--- EXERCISE AIM ---
Report every line from the material that contains the word "horizontal".

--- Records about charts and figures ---

-- START --

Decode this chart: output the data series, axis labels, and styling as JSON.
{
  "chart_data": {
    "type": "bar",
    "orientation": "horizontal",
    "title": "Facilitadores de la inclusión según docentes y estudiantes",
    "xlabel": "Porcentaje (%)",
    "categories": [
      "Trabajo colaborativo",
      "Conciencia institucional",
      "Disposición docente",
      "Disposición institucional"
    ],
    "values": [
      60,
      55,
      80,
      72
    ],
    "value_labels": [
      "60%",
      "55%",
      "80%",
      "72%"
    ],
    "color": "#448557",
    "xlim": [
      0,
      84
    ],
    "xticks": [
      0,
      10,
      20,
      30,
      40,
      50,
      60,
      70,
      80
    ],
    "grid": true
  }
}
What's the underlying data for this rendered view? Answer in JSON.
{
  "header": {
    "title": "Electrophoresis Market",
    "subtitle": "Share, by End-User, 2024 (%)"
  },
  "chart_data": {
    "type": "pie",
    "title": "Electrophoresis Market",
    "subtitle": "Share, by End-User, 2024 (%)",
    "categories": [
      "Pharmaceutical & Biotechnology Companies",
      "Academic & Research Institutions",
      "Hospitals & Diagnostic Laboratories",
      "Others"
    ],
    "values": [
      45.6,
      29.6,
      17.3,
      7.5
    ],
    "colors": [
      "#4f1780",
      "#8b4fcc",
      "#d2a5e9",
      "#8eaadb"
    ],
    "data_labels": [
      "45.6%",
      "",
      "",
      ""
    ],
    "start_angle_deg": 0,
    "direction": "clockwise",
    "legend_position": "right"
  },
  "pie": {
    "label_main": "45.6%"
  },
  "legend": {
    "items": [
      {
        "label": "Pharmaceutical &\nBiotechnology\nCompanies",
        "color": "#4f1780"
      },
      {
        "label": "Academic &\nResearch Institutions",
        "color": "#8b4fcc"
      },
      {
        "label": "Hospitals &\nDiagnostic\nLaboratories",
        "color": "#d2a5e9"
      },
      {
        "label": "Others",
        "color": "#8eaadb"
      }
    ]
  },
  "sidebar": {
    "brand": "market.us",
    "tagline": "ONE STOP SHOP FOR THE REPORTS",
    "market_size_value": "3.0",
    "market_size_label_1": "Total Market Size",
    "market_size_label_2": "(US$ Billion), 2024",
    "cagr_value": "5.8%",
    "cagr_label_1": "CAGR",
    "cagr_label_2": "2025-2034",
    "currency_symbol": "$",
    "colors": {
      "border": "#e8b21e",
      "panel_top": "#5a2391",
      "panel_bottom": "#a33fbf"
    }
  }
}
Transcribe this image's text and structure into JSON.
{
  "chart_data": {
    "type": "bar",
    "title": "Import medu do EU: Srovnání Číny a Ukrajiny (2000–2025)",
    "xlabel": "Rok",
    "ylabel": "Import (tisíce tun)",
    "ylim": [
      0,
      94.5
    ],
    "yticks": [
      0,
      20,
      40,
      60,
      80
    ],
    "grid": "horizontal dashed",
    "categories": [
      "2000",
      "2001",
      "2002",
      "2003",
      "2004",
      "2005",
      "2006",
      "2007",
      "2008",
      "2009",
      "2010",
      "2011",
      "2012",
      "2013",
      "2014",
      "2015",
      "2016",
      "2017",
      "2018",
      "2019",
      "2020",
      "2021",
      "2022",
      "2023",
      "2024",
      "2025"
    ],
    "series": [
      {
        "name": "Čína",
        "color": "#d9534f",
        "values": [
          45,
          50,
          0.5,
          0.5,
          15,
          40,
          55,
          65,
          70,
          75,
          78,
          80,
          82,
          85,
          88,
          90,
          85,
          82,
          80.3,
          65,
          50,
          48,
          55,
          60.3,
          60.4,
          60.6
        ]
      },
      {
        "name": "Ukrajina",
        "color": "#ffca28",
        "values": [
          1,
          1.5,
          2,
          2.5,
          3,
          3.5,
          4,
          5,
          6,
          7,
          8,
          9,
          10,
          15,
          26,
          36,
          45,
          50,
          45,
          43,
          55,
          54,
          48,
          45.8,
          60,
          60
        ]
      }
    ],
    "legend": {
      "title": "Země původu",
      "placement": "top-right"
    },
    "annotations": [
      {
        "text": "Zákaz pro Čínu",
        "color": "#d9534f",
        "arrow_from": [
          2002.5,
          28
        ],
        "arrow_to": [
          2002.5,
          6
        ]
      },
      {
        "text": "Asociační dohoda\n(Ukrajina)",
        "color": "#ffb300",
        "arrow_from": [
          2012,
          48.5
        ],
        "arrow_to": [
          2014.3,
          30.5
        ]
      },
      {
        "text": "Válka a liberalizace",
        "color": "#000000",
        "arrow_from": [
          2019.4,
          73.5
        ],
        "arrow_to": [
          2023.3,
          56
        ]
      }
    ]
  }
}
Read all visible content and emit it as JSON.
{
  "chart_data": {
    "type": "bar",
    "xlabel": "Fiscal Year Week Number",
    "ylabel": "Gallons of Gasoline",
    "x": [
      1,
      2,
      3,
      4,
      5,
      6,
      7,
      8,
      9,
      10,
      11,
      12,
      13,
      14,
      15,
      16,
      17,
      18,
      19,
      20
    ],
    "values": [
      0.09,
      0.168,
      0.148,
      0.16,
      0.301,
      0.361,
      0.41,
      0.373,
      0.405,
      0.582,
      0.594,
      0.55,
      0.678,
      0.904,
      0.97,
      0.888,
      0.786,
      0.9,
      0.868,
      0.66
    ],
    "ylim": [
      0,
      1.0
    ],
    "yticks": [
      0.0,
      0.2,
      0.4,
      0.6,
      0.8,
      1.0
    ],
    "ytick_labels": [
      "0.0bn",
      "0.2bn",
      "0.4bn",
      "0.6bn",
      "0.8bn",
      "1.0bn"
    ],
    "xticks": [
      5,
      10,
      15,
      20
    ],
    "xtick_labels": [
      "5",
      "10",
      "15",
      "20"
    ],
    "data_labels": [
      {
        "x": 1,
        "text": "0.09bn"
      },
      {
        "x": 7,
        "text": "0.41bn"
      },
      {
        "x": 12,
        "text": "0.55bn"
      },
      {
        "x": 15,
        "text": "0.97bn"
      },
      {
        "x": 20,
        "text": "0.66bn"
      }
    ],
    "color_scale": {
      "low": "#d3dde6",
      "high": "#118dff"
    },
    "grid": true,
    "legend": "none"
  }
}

-- END --

--- TASK RESPONSE ---
    "orientation": "horizontal",
    "grid": "horizontal dashed",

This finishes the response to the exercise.